(Recorded data)
= = = = = = =
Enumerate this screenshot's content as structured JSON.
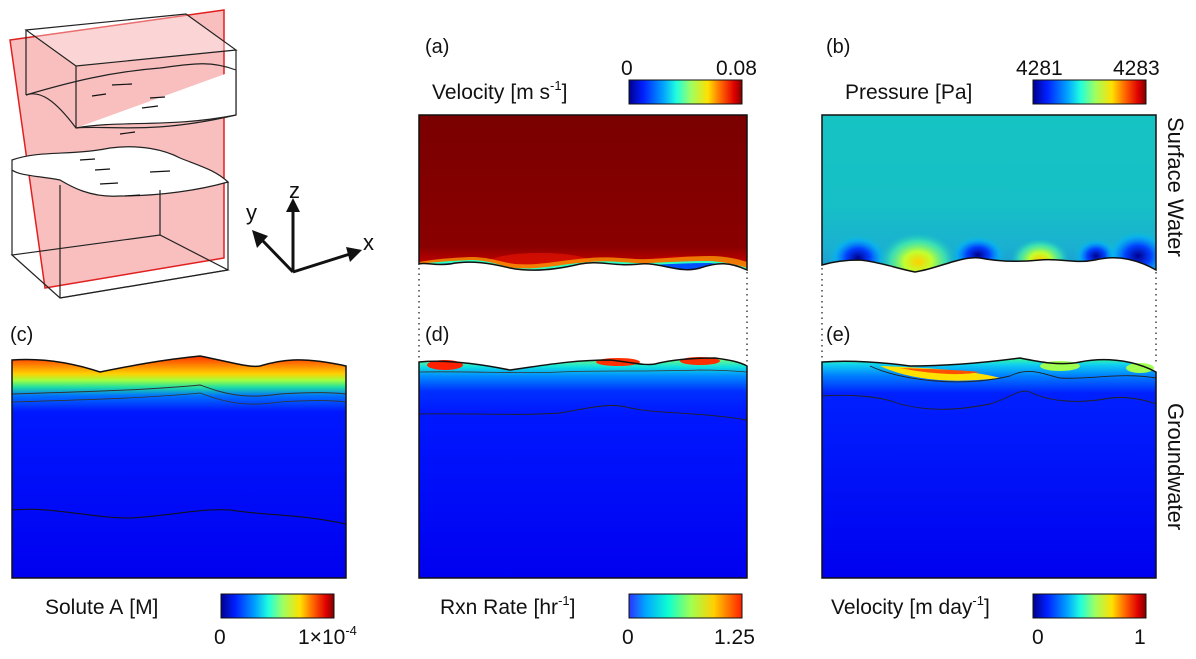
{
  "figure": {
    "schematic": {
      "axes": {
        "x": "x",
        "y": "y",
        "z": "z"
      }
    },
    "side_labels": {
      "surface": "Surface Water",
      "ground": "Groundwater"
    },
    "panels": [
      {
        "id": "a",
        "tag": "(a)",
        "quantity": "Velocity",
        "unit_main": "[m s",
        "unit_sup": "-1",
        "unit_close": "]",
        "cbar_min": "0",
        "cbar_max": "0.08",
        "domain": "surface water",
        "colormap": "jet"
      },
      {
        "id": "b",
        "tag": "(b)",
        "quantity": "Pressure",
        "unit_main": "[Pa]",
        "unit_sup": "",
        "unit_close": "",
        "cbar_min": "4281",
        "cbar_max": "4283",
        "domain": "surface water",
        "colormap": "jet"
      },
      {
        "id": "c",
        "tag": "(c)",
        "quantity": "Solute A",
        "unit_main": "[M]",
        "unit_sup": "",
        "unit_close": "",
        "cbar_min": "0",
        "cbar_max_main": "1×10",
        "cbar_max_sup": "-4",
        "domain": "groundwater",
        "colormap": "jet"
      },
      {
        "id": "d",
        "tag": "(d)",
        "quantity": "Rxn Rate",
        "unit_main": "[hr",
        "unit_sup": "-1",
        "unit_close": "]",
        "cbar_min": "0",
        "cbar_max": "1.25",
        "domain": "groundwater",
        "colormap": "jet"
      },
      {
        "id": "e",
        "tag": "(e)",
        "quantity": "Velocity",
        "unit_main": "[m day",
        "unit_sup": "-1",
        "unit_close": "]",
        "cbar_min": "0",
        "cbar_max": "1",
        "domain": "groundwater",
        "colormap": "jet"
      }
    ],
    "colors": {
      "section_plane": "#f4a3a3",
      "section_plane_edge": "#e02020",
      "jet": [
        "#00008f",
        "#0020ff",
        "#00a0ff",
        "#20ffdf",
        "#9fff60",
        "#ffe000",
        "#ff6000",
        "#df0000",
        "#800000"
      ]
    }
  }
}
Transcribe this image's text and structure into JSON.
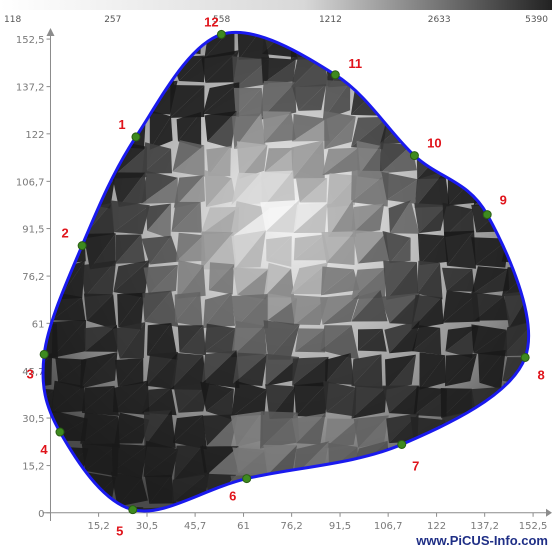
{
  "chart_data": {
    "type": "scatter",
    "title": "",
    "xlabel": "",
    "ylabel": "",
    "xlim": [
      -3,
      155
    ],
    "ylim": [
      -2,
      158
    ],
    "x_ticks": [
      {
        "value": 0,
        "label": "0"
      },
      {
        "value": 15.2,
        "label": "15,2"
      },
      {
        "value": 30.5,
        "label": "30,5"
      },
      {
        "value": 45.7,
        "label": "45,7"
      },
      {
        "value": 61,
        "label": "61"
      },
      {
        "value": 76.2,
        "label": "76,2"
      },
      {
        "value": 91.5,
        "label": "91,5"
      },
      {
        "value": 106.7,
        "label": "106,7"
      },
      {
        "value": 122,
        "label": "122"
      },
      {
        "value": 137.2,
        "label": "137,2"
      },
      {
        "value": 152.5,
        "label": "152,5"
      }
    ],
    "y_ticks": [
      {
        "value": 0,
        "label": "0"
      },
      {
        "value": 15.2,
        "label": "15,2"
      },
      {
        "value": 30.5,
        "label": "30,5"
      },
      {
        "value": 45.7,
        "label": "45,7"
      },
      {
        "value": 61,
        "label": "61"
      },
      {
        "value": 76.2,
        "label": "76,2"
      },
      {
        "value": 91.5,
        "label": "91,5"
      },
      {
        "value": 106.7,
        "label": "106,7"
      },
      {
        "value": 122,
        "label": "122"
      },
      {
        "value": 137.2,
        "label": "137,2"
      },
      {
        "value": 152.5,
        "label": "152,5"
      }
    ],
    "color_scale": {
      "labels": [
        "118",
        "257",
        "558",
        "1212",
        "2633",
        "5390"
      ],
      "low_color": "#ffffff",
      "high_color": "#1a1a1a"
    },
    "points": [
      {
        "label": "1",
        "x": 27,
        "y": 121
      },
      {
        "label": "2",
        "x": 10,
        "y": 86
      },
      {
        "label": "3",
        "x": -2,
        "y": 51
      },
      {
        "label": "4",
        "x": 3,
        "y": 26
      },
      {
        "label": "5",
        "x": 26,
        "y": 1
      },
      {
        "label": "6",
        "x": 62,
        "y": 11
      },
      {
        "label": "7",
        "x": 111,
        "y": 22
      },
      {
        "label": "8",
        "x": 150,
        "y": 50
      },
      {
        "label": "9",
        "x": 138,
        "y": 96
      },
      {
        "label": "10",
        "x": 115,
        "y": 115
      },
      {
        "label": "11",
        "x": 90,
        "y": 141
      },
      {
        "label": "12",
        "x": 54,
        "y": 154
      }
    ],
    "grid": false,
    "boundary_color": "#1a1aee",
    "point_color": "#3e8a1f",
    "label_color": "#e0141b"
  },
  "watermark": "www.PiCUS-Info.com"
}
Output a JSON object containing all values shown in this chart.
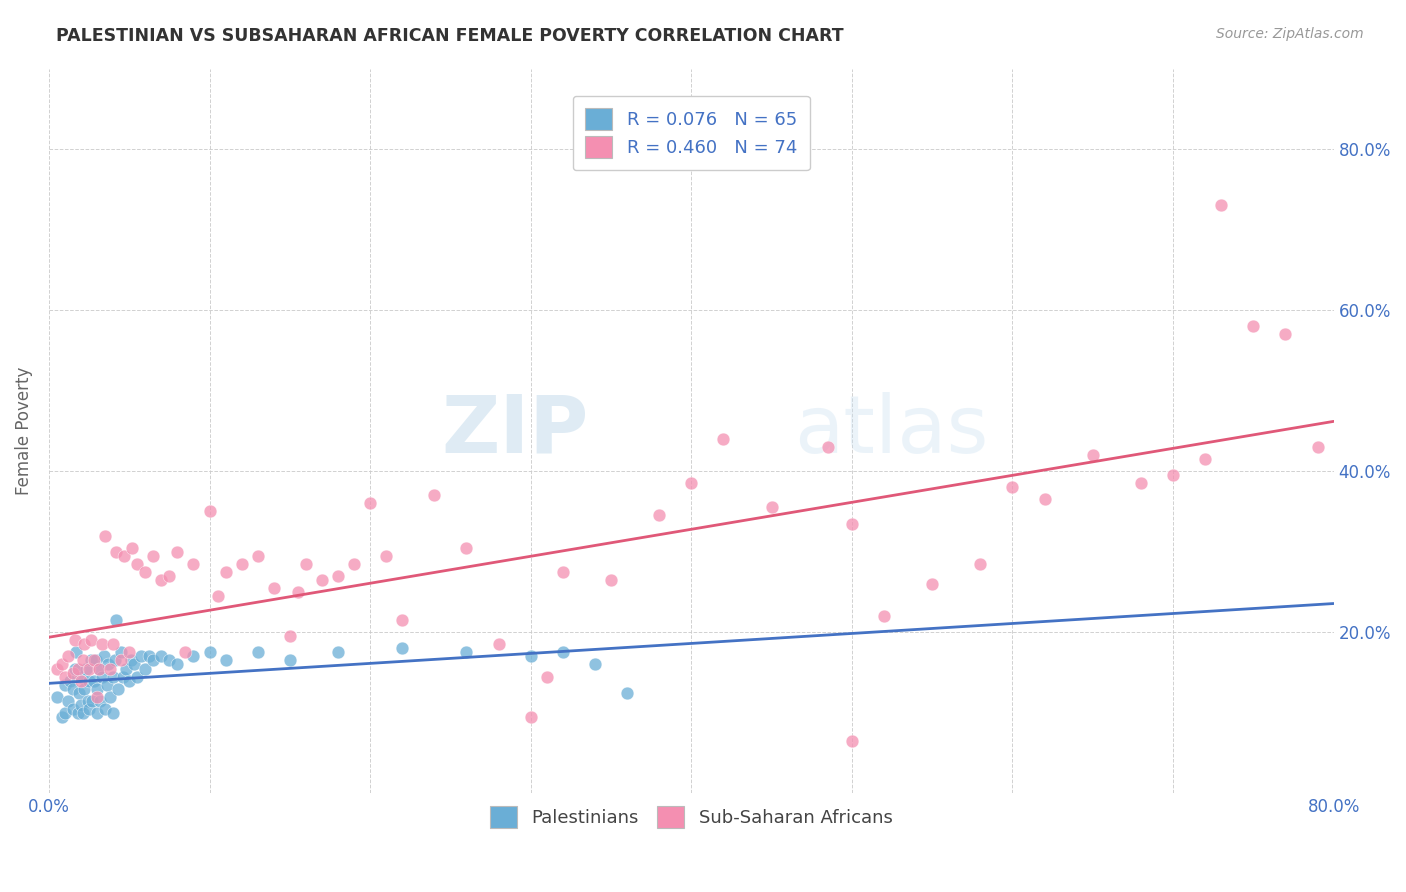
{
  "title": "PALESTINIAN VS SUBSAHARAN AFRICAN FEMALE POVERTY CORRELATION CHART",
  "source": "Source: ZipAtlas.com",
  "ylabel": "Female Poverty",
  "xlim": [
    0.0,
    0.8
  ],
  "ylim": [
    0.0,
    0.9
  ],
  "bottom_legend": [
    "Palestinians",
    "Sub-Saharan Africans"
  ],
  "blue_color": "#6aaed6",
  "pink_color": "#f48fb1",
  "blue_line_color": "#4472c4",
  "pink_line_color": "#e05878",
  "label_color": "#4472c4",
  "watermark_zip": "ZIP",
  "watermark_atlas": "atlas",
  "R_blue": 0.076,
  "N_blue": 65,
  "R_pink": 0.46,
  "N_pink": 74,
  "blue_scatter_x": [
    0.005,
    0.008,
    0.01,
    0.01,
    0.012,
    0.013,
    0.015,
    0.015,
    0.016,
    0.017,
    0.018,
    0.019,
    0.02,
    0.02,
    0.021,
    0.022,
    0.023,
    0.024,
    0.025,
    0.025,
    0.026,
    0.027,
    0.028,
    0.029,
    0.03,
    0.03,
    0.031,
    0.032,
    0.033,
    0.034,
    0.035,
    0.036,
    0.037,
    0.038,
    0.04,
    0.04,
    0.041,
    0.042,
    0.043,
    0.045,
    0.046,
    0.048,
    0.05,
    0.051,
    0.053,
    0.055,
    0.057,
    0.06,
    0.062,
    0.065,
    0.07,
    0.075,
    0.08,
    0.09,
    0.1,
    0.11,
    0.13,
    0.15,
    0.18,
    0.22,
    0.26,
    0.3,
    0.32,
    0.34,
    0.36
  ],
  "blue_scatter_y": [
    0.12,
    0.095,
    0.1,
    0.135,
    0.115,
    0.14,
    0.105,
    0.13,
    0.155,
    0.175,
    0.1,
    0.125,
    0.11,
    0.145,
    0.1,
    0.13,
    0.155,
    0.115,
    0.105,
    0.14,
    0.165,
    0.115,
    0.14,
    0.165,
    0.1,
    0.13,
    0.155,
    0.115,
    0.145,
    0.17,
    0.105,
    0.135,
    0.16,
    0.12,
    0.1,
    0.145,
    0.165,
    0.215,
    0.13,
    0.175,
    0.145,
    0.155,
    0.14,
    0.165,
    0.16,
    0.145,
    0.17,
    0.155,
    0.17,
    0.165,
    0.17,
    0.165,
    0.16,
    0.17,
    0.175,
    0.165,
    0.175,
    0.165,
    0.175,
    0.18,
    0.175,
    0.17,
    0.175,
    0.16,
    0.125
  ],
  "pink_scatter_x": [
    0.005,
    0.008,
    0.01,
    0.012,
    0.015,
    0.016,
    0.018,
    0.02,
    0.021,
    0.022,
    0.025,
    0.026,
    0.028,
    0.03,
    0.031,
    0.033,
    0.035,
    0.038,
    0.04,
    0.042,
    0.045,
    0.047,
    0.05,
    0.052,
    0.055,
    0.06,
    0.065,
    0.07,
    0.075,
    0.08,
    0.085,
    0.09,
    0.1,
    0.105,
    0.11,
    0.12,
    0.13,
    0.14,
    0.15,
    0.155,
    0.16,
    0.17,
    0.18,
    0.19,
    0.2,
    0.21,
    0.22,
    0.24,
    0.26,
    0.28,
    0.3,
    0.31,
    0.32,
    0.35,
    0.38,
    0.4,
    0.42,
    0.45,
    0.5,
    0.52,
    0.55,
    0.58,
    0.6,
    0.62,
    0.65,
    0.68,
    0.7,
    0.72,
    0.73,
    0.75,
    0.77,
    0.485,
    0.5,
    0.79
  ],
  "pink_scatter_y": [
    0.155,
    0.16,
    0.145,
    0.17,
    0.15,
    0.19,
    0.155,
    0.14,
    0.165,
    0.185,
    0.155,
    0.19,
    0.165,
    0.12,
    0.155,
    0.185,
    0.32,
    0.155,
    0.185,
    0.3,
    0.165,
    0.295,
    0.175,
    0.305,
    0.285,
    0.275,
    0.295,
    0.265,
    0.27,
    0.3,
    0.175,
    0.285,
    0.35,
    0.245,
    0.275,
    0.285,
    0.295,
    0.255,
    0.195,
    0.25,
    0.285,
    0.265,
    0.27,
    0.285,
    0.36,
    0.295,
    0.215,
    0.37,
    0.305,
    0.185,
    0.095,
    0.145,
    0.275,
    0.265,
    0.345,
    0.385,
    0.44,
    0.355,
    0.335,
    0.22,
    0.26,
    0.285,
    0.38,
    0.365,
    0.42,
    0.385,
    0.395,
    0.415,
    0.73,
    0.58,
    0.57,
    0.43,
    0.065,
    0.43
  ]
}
= = = = = = =
Collect every line from the records above that contains the word "JSON".

Enumerate this screenshot's content as structured JSON.
Transcribe this image's text and structure into JSON.
Output a JSON object containing all values shown in this chart.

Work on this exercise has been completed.